[Stored data entries]
================

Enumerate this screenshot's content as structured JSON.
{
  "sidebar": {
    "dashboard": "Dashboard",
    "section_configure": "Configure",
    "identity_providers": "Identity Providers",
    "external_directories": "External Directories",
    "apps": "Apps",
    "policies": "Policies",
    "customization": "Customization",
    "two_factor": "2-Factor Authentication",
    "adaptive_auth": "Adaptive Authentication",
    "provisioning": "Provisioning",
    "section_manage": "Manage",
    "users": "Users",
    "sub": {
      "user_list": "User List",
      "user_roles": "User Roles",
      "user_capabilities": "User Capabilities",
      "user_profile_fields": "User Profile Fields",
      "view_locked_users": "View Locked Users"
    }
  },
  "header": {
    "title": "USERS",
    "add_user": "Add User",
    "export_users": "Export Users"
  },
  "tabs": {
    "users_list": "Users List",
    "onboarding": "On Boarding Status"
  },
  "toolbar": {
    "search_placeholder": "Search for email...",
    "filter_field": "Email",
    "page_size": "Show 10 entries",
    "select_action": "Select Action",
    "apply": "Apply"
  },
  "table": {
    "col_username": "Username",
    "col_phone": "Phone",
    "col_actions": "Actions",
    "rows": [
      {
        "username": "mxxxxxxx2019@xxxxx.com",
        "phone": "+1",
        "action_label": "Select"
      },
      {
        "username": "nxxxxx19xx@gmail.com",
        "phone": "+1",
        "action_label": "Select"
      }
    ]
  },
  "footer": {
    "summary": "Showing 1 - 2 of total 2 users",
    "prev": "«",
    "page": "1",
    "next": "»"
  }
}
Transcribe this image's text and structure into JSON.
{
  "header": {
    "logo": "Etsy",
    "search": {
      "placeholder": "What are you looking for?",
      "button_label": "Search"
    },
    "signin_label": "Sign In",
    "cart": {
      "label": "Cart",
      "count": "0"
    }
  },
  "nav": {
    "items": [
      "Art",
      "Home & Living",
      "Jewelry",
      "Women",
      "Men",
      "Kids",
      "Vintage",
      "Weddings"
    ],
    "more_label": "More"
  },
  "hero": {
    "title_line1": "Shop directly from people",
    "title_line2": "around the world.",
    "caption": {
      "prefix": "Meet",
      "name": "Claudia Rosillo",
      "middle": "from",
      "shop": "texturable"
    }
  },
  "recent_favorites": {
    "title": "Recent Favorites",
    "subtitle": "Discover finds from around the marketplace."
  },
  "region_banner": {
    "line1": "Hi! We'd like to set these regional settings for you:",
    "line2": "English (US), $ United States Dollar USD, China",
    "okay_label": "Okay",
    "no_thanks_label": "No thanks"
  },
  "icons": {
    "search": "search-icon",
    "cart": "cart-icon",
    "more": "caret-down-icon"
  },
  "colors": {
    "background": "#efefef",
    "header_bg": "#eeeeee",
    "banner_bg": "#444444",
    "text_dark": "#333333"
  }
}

================

REQUEST
From the records above, extract everything verbatim.

SOLUTION TO THE EXERCISE
Enumerate this screenshot's content as structured JSON.
{
  "sidebar": {
    "dashboard": "Dashboard",
    "section_configure": "Configure",
    "identity_providers": "Identity Providers",
    "external_directories": "External Directories",
    "apps": "Apps",
    "policies": "Policies",
    "customization": "Customization",
    "two_factor": "2-Factor Authentication",
    "adaptive_auth": "Adaptive Authentication",
    "provisioning": "Provisioning",
    "section_manage": "Manage",
    "users": "Users",
    "sub": {
      "user_list": "User List",
      "user_roles": "User Roles",
      "user_capabilities": "User Capabilities",
      "user_profile_fields": "User Profile Fields",
      "view_locked_users": "View Locked Users"
    }
  },
  "header": {
    "title": "USERS",
    "add_user": "Add User",
    "export_users": "Export Users"
  },
  "tabs": {
    "users_list": "Users List",
    "onboarding": "On Boarding Status"
  },
  "toolbar": {
    "search_placeholder": "Search for email...",
    "filter_field": "Email",
    "page_size": "Show 10 entries",
    "select_action": "Select Action",
    "apply": "Apply"
  },
  "table": {
    "col_username": "Username",
    "col_phone": "Phone",
    "col_actions": "Actions",
    "rows": [
      {
        "username": "mxxxxxxx2019@xxxxx.com",
        "phone": "+1",
        "action_label": "Select"
      },
      {
        "username": "nxxxxx19xx@gmail.com",
        "phone": "+1",
        "action_label": "Select"
      }
    ]
  },
  "footer": {
    "summary": "Showing 1 - 2 of total 2 users",
    "prev": "«",
    "page": "1",
    "next": "»"
  }
}
Transcribe this image's text and structure into JSON.
{
  "header": {
    "logo": "Etsy",
    "search": {
      "placeholder": "What are you looking for?",
      "button_label": "Search"
    },
    "signin_label": "Sign In",
    "cart": {
      "label": "Cart",
      "count": "0"
    }
  },
  "nav": {
    "items": [
      "Art",
      "Home & Living",
      "Jewelry",
      "Women",
      "Men",
      "Kids",
      "Vintage",
      "Weddings"
    ],
    "more_label": "More"
  },
  "hero": {
    "title_line1": "Shop directly from people",
    "title_line2": "around the world.",
    "caption": {
      "prefix": "Meet",
      "name": "Claudia Rosillo",
      "middle": "from",
      "shop": "texturable"
    }
  },
  "recent_favorites": {
    "title": "Recent Favorites",
    "subtitle": "Discover finds from around the marketplace."
  },
  "region_banner": {
    "line1": "Hi! We'd like to set these regional settings for you:",
    "line2": "English (US), $ United States Dollar USD, China",
    "okay_label": "Okay",
    "no_thanks_label": "No thanks"
  },
  "icons": {
    "search": "search-icon",
    "cart": "cart-icon",
    "more": "caret-down-icon"
  },
  "colors": {
    "background": "#efefef",
    "header_bg": "#eeeeee",
    "banner_bg": "#444444",
    "text_dark": "#333333"
  }
}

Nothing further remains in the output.